▶ [Requirement] Go through the listing and return every line with "Exact" in it.

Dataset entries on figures
※
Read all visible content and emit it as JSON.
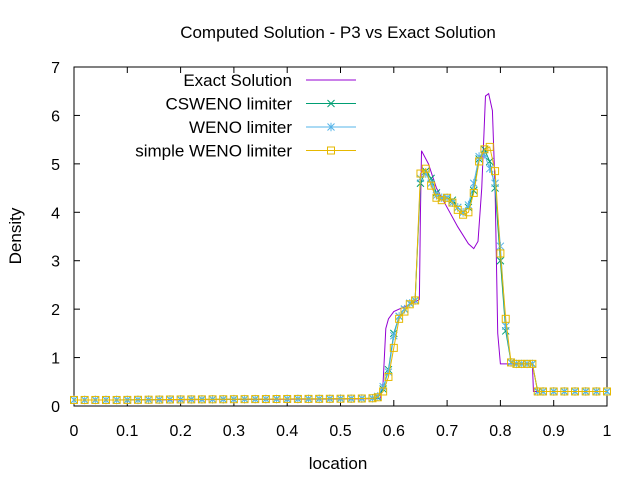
{
  "chart_data": {
    "type": "line",
    "title": "Computed Solution - P3 vs Exact Solution",
    "xlabel": "location",
    "ylabel": "Density",
    "xlim": [
      0,
      1
    ],
    "ylim": [
      0,
      7
    ],
    "x_ticks": [
      "0",
      "0.1",
      "0.2",
      "0.3",
      "0.4",
      "0.5",
      "0.6",
      "0.7",
      "0.8",
      "0.9",
      "1"
    ],
    "y_ticks": [
      "0",
      "1",
      "2",
      "3",
      "4",
      "5",
      "6",
      "7"
    ],
    "grid": false,
    "legend_position": "top-right",
    "series": [
      {
        "name": "Exact Solution",
        "color": "#9400d3",
        "marker": "none",
        "points": [
          [
            0,
            0.125
          ],
          [
            0.1,
            0.125
          ],
          [
            0.5,
            0.143
          ],
          [
            0.55,
            0.15
          ],
          [
            0.575,
            0.16
          ],
          [
            0.58,
            0.5
          ],
          [
            0.585,
            1.6
          ],
          [
            0.59,
            1.8
          ],
          [
            0.6,
            1.95
          ],
          [
            0.62,
            2.05
          ],
          [
            0.64,
            2.15
          ],
          [
            0.648,
            2.2
          ],
          [
            0.65,
            4.0
          ],
          [
            0.652,
            5.27
          ],
          [
            0.665,
            5.0
          ],
          [
            0.68,
            4.5
          ],
          [
            0.7,
            4.1
          ],
          [
            0.72,
            3.7
          ],
          [
            0.74,
            3.35
          ],
          [
            0.75,
            3.25
          ],
          [
            0.758,
            3.4
          ],
          [
            0.765,
            4.5
          ],
          [
            0.772,
            6.4
          ],
          [
            0.778,
            6.45
          ],
          [
            0.785,
            6.1
          ],
          [
            0.79,
            4.5
          ],
          [
            0.795,
            1.5
          ],
          [
            0.8,
            0.87
          ],
          [
            0.85,
            0.87
          ],
          [
            0.86,
            0.87
          ],
          [
            0.862,
            0.3
          ],
          [
            0.9,
            0.3
          ],
          [
            1,
            0.3
          ]
        ]
      },
      {
        "name": "CSWENO limiter",
        "color": "#009e73",
        "marker": "x",
        "points": [
          [
            0,
            0.125
          ],
          [
            0.02,
            0.125
          ],
          [
            0.04,
            0.125
          ],
          [
            0.06,
            0.125
          ],
          [
            0.08,
            0.125
          ],
          [
            0.1,
            0.126
          ],
          [
            0.12,
            0.128
          ],
          [
            0.14,
            0.13
          ],
          [
            0.16,
            0.132
          ],
          [
            0.18,
            0.134
          ],
          [
            0.2,
            0.135
          ],
          [
            0.22,
            0.136
          ],
          [
            0.24,
            0.137
          ],
          [
            0.26,
            0.138
          ],
          [
            0.28,
            0.139
          ],
          [
            0.3,
            0.14
          ],
          [
            0.32,
            0.141
          ],
          [
            0.34,
            0.142
          ],
          [
            0.36,
            0.143
          ],
          [
            0.38,
            0.144
          ],
          [
            0.4,
            0.145
          ],
          [
            0.42,
            0.146
          ],
          [
            0.44,
            0.147
          ],
          [
            0.46,
            0.148
          ],
          [
            0.48,
            0.149
          ],
          [
            0.5,
            0.15
          ],
          [
            0.52,
            0.152
          ],
          [
            0.54,
            0.155
          ],
          [
            0.56,
            0.16
          ],
          [
            0.57,
            0.18
          ],
          [
            0.58,
            0.35
          ],
          [
            0.59,
            0.75
          ],
          [
            0.6,
            1.5
          ],
          [
            0.61,
            1.85
          ],
          [
            0.62,
            2.0
          ],
          [
            0.63,
            2.12
          ],
          [
            0.64,
            2.18
          ],
          [
            0.65,
            4.6
          ],
          [
            0.66,
            4.85
          ],
          [
            0.67,
            4.7
          ],
          [
            0.68,
            4.4
          ],
          [
            0.69,
            4.3
          ],
          [
            0.7,
            4.3
          ],
          [
            0.71,
            4.25
          ],
          [
            0.72,
            4.1
          ],
          [
            0.73,
            4.0
          ],
          [
            0.74,
            4.1
          ],
          [
            0.75,
            4.45
          ],
          [
            0.76,
            5.1
          ],
          [
            0.77,
            5.3
          ],
          [
            0.78,
            5.05
          ],
          [
            0.79,
            4.5
          ],
          [
            0.8,
            3.0
          ],
          [
            0.81,
            1.55
          ],
          [
            0.82,
            0.9
          ],
          [
            0.83,
            0.87
          ],
          [
            0.84,
            0.87
          ],
          [
            0.85,
            0.87
          ],
          [
            0.86,
            0.87
          ],
          [
            0.87,
            0.3
          ],
          [
            0.88,
            0.3
          ],
          [
            0.9,
            0.3
          ],
          [
            0.92,
            0.3
          ],
          [
            0.94,
            0.3
          ],
          [
            0.96,
            0.3
          ],
          [
            0.98,
            0.3
          ],
          [
            1,
            0.3
          ]
        ]
      },
      {
        "name": "WENO limiter",
        "color": "#56b4e9",
        "marker": "*",
        "points": [
          [
            0,
            0.125
          ],
          [
            0.02,
            0.125
          ],
          [
            0.04,
            0.125
          ],
          [
            0.06,
            0.125
          ],
          [
            0.08,
            0.125
          ],
          [
            0.1,
            0.126
          ],
          [
            0.12,
            0.128
          ],
          [
            0.14,
            0.13
          ],
          [
            0.16,
            0.132
          ],
          [
            0.18,
            0.134
          ],
          [
            0.2,
            0.135
          ],
          [
            0.22,
            0.136
          ],
          [
            0.24,
            0.137
          ],
          [
            0.26,
            0.138
          ],
          [
            0.28,
            0.139
          ],
          [
            0.3,
            0.14
          ],
          [
            0.32,
            0.141
          ],
          [
            0.34,
            0.142
          ],
          [
            0.36,
            0.143
          ],
          [
            0.38,
            0.144
          ],
          [
            0.4,
            0.145
          ],
          [
            0.42,
            0.146
          ],
          [
            0.44,
            0.147
          ],
          [
            0.46,
            0.148
          ],
          [
            0.48,
            0.149
          ],
          [
            0.5,
            0.15
          ],
          [
            0.52,
            0.152
          ],
          [
            0.54,
            0.155
          ],
          [
            0.56,
            0.16
          ],
          [
            0.57,
            0.2
          ],
          [
            0.58,
            0.4
          ],
          [
            0.59,
            0.7
          ],
          [
            0.6,
            1.45
          ],
          [
            0.61,
            1.85
          ],
          [
            0.62,
            2.0
          ],
          [
            0.63,
            2.12
          ],
          [
            0.64,
            2.18
          ],
          [
            0.65,
            4.7
          ],
          [
            0.66,
            4.8
          ],
          [
            0.67,
            4.6
          ],
          [
            0.68,
            4.35
          ],
          [
            0.69,
            4.3
          ],
          [
            0.7,
            4.3
          ],
          [
            0.71,
            4.2
          ],
          [
            0.72,
            4.1
          ],
          [
            0.73,
            4.0
          ],
          [
            0.74,
            4.15
          ],
          [
            0.75,
            4.6
          ],
          [
            0.76,
            5.15
          ],
          [
            0.77,
            5.2
          ],
          [
            0.78,
            4.9
          ],
          [
            0.79,
            4.6
          ],
          [
            0.8,
            3.3
          ],
          [
            0.81,
            1.65
          ],
          [
            0.82,
            0.9
          ],
          [
            0.83,
            0.87
          ],
          [
            0.84,
            0.87
          ],
          [
            0.85,
            0.87
          ],
          [
            0.86,
            0.87
          ],
          [
            0.87,
            0.3
          ],
          [
            0.88,
            0.3
          ],
          [
            0.9,
            0.3
          ],
          [
            0.92,
            0.3
          ],
          [
            0.94,
            0.3
          ],
          [
            0.96,
            0.3
          ],
          [
            0.98,
            0.3
          ],
          [
            1,
            0.3
          ]
        ]
      },
      {
        "name": "simple WENO limiter",
        "color": "#e6b800",
        "marker": "square",
        "points": [
          [
            0,
            0.125
          ],
          [
            0.02,
            0.125
          ],
          [
            0.04,
            0.125
          ],
          [
            0.06,
            0.125
          ],
          [
            0.08,
            0.125
          ],
          [
            0.1,
            0.126
          ],
          [
            0.12,
            0.128
          ],
          [
            0.14,
            0.13
          ],
          [
            0.16,
            0.132
          ],
          [
            0.18,
            0.134
          ],
          [
            0.2,
            0.135
          ],
          [
            0.22,
            0.136
          ],
          [
            0.24,
            0.137
          ],
          [
            0.26,
            0.138
          ],
          [
            0.28,
            0.139
          ],
          [
            0.3,
            0.14
          ],
          [
            0.32,
            0.141
          ],
          [
            0.34,
            0.142
          ],
          [
            0.36,
            0.143
          ],
          [
            0.38,
            0.144
          ],
          [
            0.4,
            0.145
          ],
          [
            0.42,
            0.146
          ],
          [
            0.44,
            0.147
          ],
          [
            0.46,
            0.148
          ],
          [
            0.48,
            0.149
          ],
          [
            0.5,
            0.15
          ],
          [
            0.52,
            0.152
          ],
          [
            0.54,
            0.155
          ],
          [
            0.56,
            0.16
          ],
          [
            0.57,
            0.18
          ],
          [
            0.58,
            0.3
          ],
          [
            0.59,
            0.6
          ],
          [
            0.6,
            1.2
          ],
          [
            0.61,
            1.8
          ],
          [
            0.62,
            1.95
          ],
          [
            0.63,
            2.1
          ],
          [
            0.64,
            2.18
          ],
          [
            0.65,
            4.8
          ],
          [
            0.66,
            4.9
          ],
          [
            0.67,
            4.55
          ],
          [
            0.68,
            4.3
          ],
          [
            0.69,
            4.25
          ],
          [
            0.7,
            4.3
          ],
          [
            0.71,
            4.2
          ],
          [
            0.72,
            4.05
          ],
          [
            0.73,
            3.95
          ],
          [
            0.74,
            4.0
          ],
          [
            0.75,
            4.4
          ],
          [
            0.76,
            5.05
          ],
          [
            0.77,
            5.3
          ],
          [
            0.78,
            5.35
          ],
          [
            0.79,
            4.85
          ],
          [
            0.8,
            3.15
          ],
          [
            0.81,
            1.8
          ],
          [
            0.82,
            0.9
          ],
          [
            0.83,
            0.87
          ],
          [
            0.84,
            0.87
          ],
          [
            0.85,
            0.87
          ],
          [
            0.86,
            0.87
          ],
          [
            0.87,
            0.3
          ],
          [
            0.88,
            0.3
          ],
          [
            0.9,
            0.3
          ],
          [
            0.92,
            0.3
          ],
          [
            0.94,
            0.3
          ],
          [
            0.96,
            0.3
          ],
          [
            0.98,
            0.3
          ],
          [
            1,
            0.3
          ]
        ]
      }
    ]
  }
}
※
▶ [Response for this exercise]
    "title": "Computed Solution - P3 vs Exact Solution",
        "name": "Exact Solution",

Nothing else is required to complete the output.